#### EXERCISE MATERIAL
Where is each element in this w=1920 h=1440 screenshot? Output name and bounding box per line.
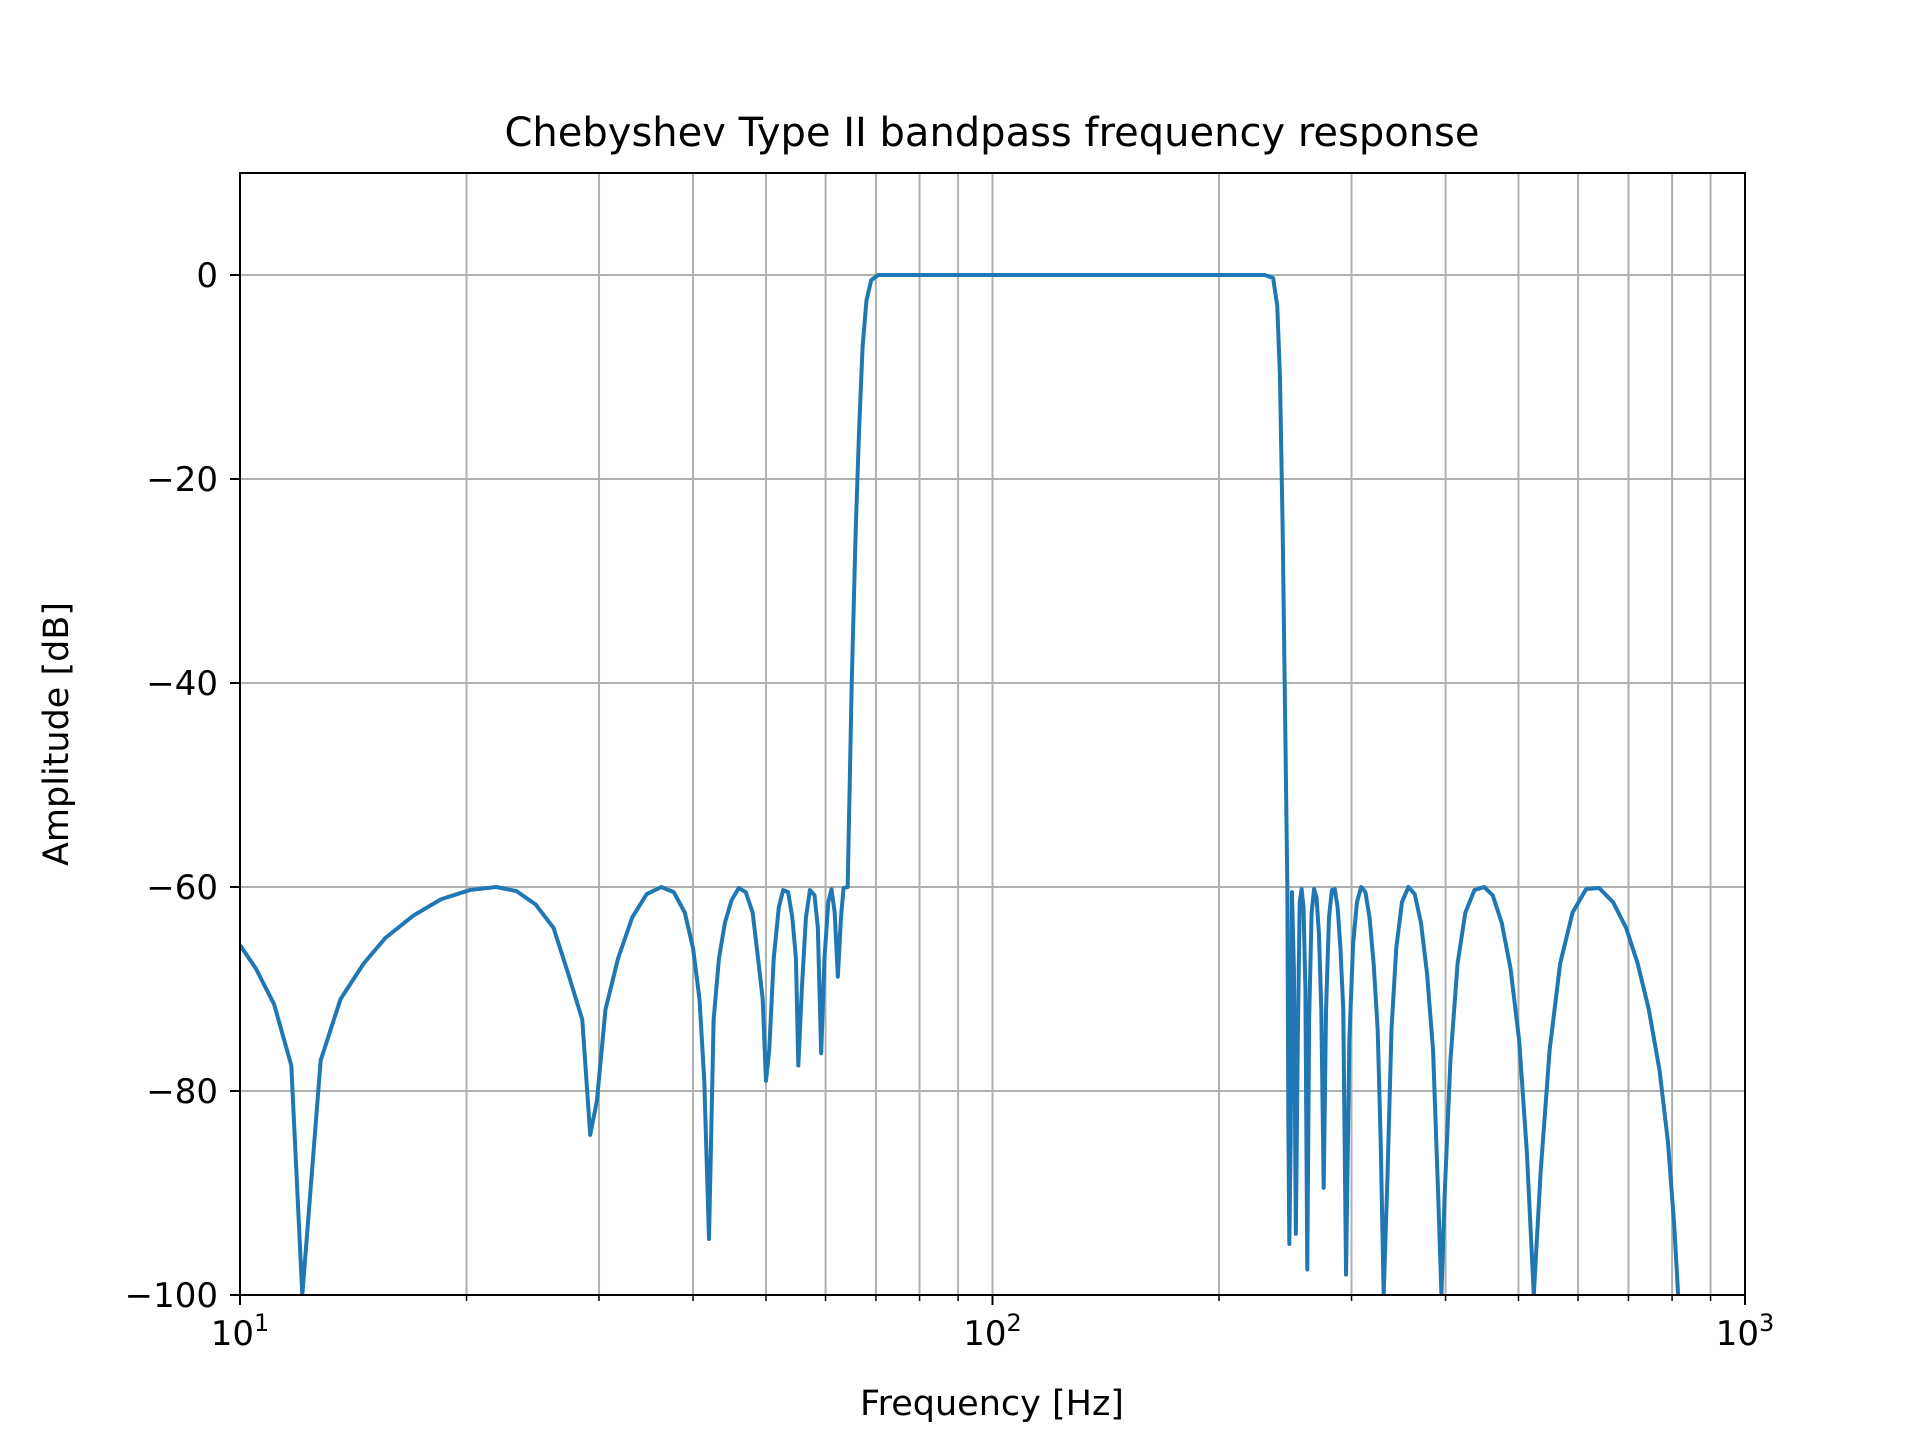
curve-layer: [240, 273, 1681, 1295]
y-axis-label: Amplitude [dB]: [37, 602, 77, 866]
grid: [239, 173, 1746, 1296]
x-tick-label-exponent: 3: [1759, 1309, 1774, 1337]
x-tick-label: 101: [211, 1309, 270, 1354]
y-tick-label: −20: [146, 460, 218, 500]
x-tick-label: 102: [963, 1309, 1022, 1354]
chart-title: Chebyshev Type II bandpass frequency res…: [505, 110, 1480, 156]
x-tick-label-exponent: 2: [1006, 1309, 1021, 1337]
x-tick-label-exponent: 1: [254, 1309, 269, 1337]
x-tick-label: 103: [1716, 1309, 1775, 1354]
y-tick-label: −40: [146, 664, 218, 704]
series-line: [240, 273, 1681, 1295]
y-tick-label: −80: [146, 1072, 218, 1112]
x-axis-label: Frequency [Hz]: [860, 1384, 1124, 1424]
x-tick-label-base: 10: [963, 1314, 1006, 1354]
x-tick-label-base: 10: [1716, 1314, 1759, 1354]
x-tick-label-base: 10: [211, 1314, 254, 1354]
y-tick-label: −100: [125, 1276, 218, 1316]
y-tick-label: 0: [196, 256, 218, 296]
y-tick-label: −60: [146, 868, 218, 908]
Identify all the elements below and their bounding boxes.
########
EXERCISE AIM:
In the data above, change every "y-tick-label" to "vertical-tick-label" and write the lines out again with nothing else altered. Omit the pictures.

SOLUTION FOR THIS TASK:
Where is each element in this w=1920 h=1440 screenshot? Output name and bounding box per line.
curve-layer: [240, 273, 1681, 1295]
y-axis-label: Amplitude [dB]: [37, 602, 77, 866]
grid: [239, 173, 1746, 1296]
x-tick-label-exponent: 3: [1759, 1309, 1774, 1337]
x-tick-label: 101: [211, 1309, 270, 1354]
vertical-tick-label: −20: [146, 460, 218, 500]
x-tick-label: 102: [963, 1309, 1022, 1354]
chart-title: Chebyshev Type II bandpass frequency res…: [505, 110, 1480, 156]
x-tick-label-exponent: 2: [1006, 1309, 1021, 1337]
x-tick-label-exponent: 1: [254, 1309, 269, 1337]
x-tick-label: 103: [1716, 1309, 1775, 1354]
vertical-tick-label: −40: [146, 664, 218, 704]
series-line: [240, 273, 1681, 1295]
vertical-tick-label: −80: [146, 1072, 218, 1112]
x-axis-label: Frequency [Hz]: [860, 1384, 1124, 1424]
x-tick-label-base: 10: [963, 1314, 1006, 1354]
x-tick-label-base: 10: [1716, 1314, 1759, 1354]
x-tick-label-base: 10: [211, 1314, 254, 1354]
vertical-tick-label: −100: [125, 1276, 218, 1316]
vertical-tick-label: 0: [196, 256, 218, 296]
vertical-tick-label: −60: [146, 868, 218, 908]
Identify all the elements below and their bounding boxes.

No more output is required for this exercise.